Exercise brief - Calculate how many lines in the following records hold the word "content", and report that number without comment.

Task input -

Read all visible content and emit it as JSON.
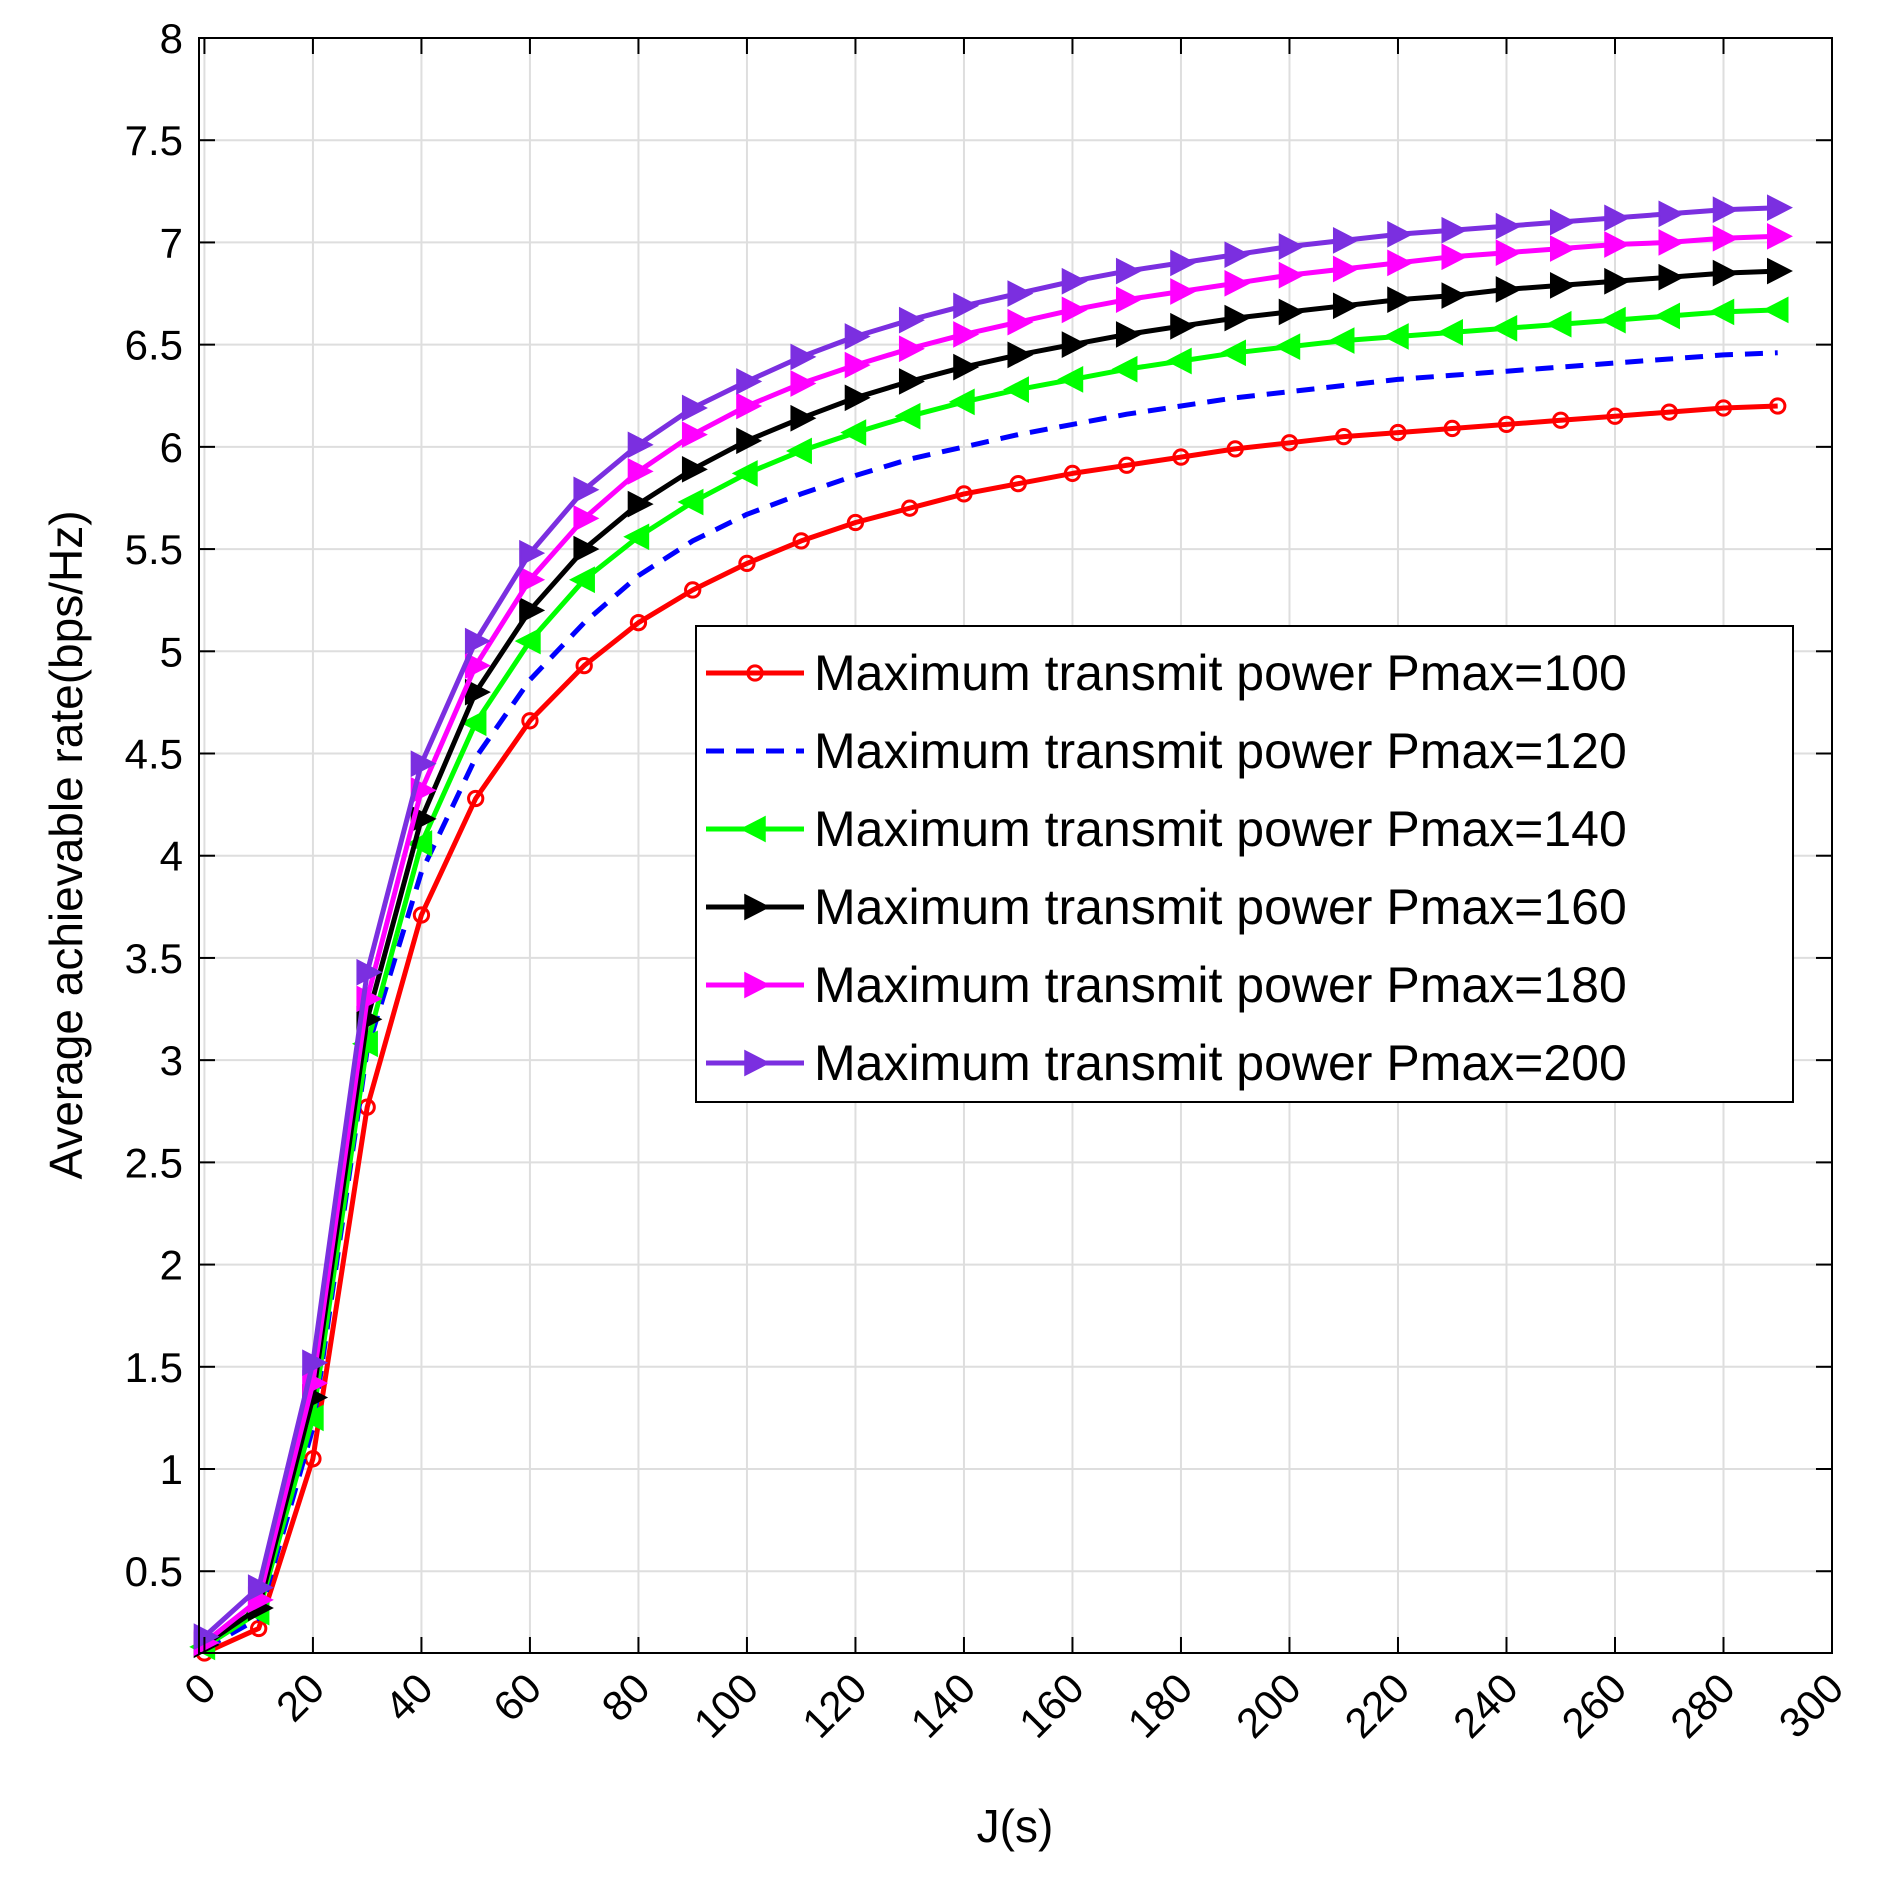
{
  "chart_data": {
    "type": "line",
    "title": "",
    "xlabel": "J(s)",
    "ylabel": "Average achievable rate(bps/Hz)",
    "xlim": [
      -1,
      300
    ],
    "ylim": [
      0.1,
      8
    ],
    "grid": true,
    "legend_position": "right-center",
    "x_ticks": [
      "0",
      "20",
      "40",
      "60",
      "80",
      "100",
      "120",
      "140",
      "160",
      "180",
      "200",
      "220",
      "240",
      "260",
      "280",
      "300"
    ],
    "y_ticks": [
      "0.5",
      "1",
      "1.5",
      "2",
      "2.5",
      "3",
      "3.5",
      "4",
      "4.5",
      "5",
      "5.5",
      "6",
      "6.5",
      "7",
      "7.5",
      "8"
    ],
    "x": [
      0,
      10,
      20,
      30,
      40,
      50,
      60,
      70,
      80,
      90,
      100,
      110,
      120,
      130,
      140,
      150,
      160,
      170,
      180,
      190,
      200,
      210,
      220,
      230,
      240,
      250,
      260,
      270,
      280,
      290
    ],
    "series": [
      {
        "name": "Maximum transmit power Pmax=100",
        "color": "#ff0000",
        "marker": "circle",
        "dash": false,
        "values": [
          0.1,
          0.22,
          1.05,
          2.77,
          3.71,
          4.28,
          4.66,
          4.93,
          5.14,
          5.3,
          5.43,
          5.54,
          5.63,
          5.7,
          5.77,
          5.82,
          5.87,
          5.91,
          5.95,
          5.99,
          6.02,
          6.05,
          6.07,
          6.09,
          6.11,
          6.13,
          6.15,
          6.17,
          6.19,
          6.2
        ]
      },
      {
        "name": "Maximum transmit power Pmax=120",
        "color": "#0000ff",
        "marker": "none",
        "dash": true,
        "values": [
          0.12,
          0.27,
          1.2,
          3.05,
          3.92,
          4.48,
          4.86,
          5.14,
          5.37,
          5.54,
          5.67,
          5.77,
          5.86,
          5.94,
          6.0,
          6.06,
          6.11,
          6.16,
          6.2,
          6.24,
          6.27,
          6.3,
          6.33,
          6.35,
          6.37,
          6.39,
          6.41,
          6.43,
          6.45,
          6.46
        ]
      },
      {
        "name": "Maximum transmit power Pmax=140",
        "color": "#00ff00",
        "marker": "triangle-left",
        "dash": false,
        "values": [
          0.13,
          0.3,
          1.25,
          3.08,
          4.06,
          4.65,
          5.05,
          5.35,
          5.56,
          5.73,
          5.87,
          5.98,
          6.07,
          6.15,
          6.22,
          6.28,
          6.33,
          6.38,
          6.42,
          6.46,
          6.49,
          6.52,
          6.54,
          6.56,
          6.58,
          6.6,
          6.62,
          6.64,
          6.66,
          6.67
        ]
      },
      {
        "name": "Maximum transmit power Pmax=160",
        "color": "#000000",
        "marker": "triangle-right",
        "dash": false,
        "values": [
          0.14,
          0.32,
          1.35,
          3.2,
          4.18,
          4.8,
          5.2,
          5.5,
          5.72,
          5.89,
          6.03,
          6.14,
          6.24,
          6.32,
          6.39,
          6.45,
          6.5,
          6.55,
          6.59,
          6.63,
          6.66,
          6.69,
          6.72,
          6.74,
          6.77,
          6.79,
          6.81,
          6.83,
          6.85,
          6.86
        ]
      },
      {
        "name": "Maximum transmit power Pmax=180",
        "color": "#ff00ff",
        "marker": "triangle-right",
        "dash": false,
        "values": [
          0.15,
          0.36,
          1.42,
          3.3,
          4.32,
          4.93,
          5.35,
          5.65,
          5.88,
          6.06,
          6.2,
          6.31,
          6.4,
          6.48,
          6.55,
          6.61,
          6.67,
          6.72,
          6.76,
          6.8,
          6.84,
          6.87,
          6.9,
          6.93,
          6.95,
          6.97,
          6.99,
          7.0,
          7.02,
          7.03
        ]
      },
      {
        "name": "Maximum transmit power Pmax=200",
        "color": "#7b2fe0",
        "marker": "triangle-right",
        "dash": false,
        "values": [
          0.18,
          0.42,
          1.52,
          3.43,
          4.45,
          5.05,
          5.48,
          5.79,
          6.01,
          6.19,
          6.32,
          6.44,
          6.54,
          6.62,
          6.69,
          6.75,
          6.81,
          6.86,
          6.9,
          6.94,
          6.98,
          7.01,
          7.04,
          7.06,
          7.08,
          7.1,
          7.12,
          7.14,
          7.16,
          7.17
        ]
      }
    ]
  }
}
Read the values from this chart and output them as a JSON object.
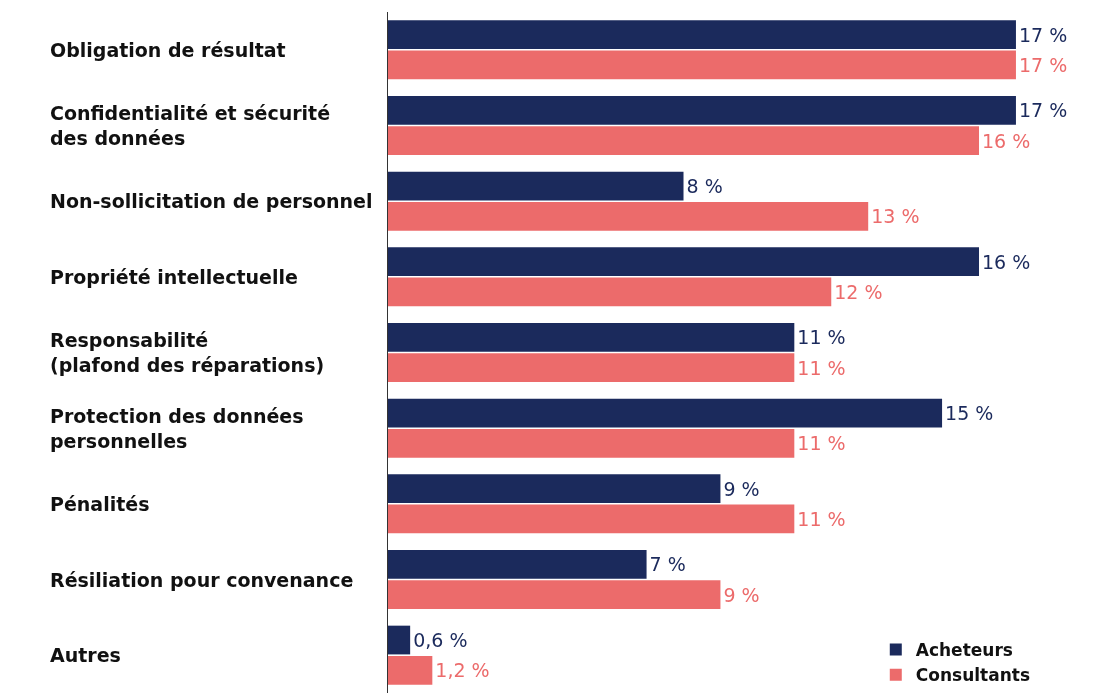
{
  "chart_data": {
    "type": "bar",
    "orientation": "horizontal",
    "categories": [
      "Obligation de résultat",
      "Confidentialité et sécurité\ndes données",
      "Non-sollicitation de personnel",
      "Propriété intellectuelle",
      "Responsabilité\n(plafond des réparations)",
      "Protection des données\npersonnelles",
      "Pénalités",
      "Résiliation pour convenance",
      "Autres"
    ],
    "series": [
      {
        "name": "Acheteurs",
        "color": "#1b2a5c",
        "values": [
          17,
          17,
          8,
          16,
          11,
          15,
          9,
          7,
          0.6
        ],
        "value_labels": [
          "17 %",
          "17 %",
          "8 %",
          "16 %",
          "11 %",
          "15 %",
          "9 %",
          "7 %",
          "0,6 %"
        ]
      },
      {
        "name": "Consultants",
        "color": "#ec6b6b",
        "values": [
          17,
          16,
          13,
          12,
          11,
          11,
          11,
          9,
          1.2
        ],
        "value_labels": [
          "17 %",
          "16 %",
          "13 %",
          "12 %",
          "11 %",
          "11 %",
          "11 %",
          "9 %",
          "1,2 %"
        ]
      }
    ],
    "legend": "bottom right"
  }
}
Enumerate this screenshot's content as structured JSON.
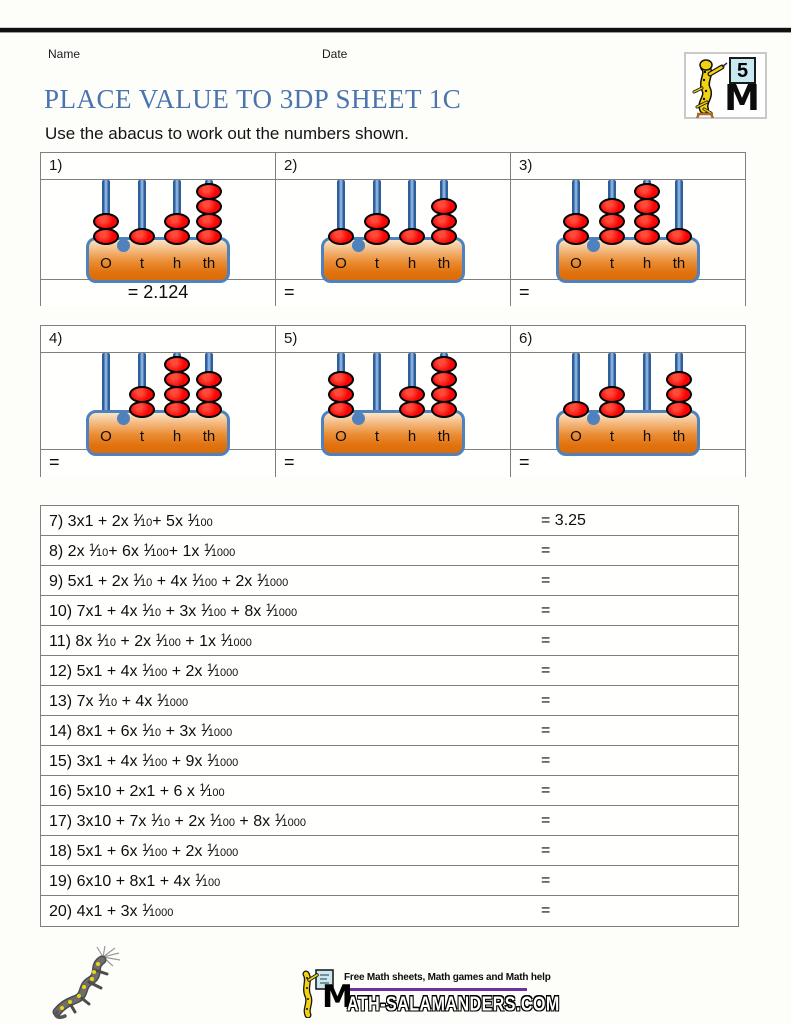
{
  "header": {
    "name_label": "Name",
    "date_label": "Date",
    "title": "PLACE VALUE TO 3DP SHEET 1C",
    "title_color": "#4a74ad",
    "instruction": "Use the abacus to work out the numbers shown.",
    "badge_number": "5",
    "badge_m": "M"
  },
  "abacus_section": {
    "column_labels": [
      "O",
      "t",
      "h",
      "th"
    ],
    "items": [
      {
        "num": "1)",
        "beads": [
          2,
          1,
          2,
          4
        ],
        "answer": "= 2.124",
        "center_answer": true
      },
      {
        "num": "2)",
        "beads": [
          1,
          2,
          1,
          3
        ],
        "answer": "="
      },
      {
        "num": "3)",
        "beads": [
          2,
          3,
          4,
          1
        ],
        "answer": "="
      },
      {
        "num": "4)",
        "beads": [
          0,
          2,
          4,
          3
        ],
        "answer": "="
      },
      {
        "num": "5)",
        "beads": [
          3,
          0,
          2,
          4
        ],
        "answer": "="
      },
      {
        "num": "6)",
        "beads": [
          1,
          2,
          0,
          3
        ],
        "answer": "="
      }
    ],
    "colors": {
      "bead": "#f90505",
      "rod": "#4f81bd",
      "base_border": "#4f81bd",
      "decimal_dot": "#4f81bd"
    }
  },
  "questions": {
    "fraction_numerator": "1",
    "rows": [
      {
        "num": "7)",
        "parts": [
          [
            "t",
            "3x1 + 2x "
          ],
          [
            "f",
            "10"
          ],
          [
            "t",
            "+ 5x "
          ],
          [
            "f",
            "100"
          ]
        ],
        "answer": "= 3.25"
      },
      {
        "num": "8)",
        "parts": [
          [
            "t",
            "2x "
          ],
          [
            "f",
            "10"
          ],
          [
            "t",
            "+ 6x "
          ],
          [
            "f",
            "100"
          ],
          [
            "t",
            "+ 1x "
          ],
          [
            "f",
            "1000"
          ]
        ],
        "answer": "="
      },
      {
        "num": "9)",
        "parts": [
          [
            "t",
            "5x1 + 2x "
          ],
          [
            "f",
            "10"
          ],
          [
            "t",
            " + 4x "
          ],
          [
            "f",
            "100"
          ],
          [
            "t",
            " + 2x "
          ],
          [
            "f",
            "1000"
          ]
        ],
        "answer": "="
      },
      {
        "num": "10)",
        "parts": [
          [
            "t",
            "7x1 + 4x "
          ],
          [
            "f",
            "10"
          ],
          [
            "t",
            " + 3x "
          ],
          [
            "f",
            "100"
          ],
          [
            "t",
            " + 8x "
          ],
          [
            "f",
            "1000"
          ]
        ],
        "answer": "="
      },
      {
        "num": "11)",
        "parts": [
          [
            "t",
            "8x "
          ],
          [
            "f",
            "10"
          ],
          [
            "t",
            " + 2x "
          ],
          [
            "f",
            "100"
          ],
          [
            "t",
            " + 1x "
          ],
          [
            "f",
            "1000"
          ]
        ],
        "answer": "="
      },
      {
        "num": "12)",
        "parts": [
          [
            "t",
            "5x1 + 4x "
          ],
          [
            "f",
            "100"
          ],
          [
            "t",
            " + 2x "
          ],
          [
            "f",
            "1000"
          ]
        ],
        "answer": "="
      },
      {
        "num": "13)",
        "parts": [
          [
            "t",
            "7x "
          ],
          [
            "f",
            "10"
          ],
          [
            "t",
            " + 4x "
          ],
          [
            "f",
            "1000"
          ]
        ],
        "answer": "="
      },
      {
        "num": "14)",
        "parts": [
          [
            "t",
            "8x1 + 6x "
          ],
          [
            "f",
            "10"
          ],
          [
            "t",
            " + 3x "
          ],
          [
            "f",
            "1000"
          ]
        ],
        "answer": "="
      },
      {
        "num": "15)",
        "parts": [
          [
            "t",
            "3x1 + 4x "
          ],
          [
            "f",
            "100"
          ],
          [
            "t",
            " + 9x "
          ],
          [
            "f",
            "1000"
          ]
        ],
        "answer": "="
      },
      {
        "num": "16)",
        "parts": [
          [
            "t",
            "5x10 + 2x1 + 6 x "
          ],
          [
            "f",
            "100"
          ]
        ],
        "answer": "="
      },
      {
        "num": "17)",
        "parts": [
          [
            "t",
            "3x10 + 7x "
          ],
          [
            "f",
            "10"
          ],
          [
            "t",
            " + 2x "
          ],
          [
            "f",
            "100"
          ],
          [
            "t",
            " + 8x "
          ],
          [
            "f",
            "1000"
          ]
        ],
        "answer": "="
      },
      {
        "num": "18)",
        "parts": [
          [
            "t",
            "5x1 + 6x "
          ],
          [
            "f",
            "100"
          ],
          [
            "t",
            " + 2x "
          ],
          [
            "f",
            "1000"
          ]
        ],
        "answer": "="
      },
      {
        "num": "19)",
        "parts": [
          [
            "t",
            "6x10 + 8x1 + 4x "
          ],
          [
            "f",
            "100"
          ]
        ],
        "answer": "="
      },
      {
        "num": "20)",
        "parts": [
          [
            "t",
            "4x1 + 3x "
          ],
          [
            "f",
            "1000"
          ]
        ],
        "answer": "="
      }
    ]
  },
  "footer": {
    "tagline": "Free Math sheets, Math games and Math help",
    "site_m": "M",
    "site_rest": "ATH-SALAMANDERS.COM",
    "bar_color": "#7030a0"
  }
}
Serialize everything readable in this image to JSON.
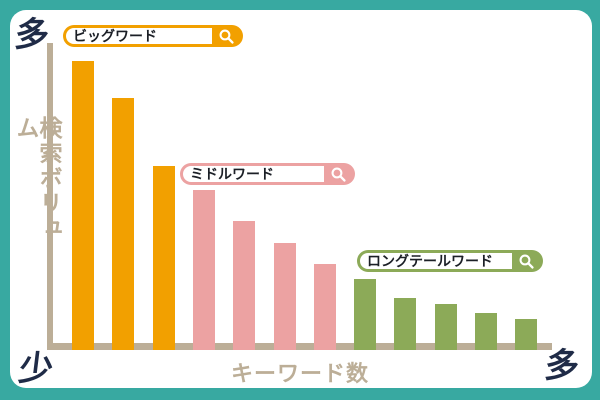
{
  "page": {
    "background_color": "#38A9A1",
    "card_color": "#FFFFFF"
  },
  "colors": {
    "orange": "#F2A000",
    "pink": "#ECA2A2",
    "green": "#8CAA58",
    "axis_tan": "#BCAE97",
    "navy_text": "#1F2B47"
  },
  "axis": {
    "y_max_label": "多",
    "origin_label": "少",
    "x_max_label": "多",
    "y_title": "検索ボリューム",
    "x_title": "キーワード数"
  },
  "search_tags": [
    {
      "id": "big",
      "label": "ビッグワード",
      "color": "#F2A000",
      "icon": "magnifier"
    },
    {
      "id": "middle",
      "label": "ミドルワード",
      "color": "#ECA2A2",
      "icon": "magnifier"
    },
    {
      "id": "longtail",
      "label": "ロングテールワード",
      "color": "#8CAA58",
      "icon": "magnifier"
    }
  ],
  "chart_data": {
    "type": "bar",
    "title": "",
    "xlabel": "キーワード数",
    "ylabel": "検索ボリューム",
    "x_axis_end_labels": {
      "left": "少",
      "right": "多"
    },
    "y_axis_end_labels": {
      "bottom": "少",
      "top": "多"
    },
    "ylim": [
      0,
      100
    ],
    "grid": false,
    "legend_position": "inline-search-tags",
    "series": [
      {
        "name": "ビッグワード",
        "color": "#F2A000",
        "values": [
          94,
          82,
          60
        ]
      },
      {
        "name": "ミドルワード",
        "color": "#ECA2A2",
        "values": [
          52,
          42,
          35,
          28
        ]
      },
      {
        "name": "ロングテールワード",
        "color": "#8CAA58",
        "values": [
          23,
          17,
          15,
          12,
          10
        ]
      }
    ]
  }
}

Response to the task - 2